[start of Data]

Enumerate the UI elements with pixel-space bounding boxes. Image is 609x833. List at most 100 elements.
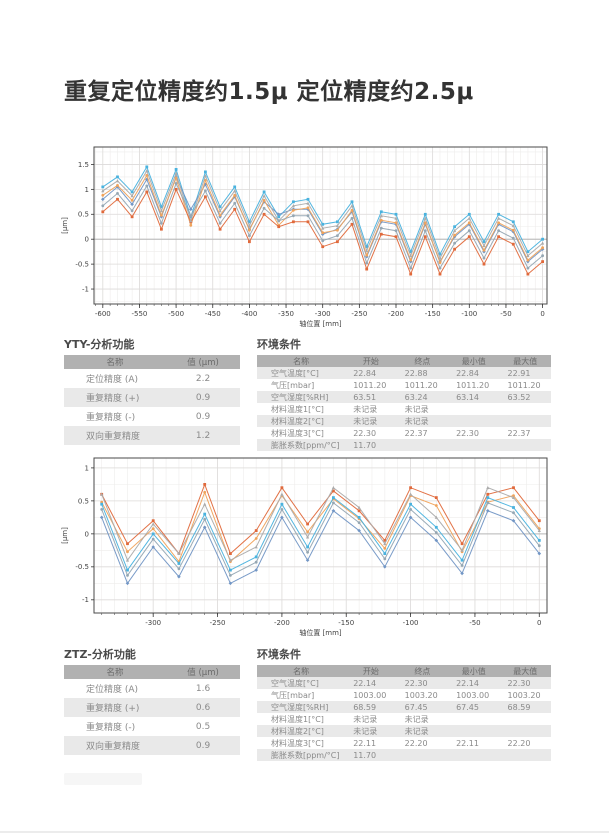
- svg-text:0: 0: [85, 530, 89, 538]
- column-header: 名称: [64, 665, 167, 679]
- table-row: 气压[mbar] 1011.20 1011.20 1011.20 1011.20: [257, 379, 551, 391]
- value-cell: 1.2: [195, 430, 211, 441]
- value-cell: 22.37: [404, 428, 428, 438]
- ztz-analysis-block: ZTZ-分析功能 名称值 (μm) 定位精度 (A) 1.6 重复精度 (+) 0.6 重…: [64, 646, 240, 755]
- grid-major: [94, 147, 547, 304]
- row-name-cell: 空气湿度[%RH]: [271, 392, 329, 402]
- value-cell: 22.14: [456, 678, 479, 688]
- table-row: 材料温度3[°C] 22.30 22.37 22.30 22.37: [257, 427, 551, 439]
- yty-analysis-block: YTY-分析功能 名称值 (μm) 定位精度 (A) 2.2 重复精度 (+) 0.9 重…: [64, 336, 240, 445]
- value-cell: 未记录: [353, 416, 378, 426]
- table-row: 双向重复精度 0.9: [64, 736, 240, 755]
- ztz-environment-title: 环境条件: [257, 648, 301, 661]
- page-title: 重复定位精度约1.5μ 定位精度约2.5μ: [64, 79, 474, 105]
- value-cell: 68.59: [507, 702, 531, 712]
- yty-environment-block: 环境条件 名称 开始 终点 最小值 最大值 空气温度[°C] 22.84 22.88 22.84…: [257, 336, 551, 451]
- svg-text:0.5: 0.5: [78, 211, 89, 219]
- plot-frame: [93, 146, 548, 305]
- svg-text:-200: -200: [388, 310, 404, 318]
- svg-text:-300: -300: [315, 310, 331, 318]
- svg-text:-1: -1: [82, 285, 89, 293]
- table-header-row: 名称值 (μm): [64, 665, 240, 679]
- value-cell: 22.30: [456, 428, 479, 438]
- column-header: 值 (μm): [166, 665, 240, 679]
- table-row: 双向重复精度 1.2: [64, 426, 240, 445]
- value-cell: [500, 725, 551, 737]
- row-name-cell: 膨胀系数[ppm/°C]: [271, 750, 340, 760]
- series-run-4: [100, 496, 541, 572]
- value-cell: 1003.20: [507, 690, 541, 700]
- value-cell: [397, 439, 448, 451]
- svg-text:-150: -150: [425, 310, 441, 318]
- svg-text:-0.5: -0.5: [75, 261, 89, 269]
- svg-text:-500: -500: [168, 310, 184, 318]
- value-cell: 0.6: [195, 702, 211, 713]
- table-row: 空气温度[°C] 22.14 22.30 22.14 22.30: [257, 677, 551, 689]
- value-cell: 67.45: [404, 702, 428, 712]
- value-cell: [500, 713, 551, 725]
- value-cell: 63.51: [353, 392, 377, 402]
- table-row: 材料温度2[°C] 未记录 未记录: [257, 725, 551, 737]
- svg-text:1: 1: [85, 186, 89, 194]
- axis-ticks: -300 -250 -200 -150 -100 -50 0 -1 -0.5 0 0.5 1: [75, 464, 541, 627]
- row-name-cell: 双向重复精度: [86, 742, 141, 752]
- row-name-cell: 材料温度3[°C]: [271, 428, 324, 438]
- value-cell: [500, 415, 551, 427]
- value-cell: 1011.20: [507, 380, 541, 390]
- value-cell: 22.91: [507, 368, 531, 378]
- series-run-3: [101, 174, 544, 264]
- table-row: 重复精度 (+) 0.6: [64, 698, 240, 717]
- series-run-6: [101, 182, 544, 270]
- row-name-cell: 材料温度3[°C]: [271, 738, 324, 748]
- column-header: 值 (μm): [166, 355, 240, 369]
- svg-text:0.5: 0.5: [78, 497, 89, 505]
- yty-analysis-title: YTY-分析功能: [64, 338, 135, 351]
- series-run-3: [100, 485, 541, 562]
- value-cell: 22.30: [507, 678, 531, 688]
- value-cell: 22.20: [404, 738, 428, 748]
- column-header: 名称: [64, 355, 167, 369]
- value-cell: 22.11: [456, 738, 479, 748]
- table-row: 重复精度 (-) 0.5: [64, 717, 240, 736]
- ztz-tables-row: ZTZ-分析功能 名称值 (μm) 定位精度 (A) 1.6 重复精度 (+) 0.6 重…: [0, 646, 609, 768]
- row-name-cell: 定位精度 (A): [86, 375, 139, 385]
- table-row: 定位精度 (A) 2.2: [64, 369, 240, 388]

[end of Data]

* Required task
How many lines in the data above contain the string "双向重复精度"? Reply with the number only.

* Exercise output
3